*WHAT YOU ARE ASKED TO DO*. Repeat every line below exactly, word for word.

Collection entries:
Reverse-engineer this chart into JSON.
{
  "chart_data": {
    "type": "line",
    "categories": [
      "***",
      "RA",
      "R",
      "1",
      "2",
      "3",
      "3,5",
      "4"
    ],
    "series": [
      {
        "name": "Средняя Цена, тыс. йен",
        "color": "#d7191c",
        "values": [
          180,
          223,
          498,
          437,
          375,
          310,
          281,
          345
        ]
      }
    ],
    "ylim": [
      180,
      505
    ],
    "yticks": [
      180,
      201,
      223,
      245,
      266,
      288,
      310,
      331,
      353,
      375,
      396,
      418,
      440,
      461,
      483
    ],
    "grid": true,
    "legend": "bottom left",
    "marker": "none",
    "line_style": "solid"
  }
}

*TASK OUTPUT*.
Reverse-engineer this chart into JSON.
{
  "chart_data": {
    "type": "line",
    "categories": [
      "***",
      "RA",
      "R",
      "1",
      "2",
      "3",
      "3,5",
      "4"
    ],
    "series": [
      {
        "name": "Средняя Цена, тыс. йен",
        "color": "#d7191c",
        "values": [
          180,
          223,
          498,
          437,
          375,
          310,
          281,
          345
        ]
      }
    ],
    "ylim": [
      180,
      505
    ],
    "yticks": [
      180,
      201,
      223,
      245,
      266,
      288,
      310,
      331,
      353,
      375,
      396,
      418,
      440,
      461,
      483
    ],
    "grid": true,
    "legend": "bottom left",
    "marker": "none",
    "line_style": "solid"
  }
}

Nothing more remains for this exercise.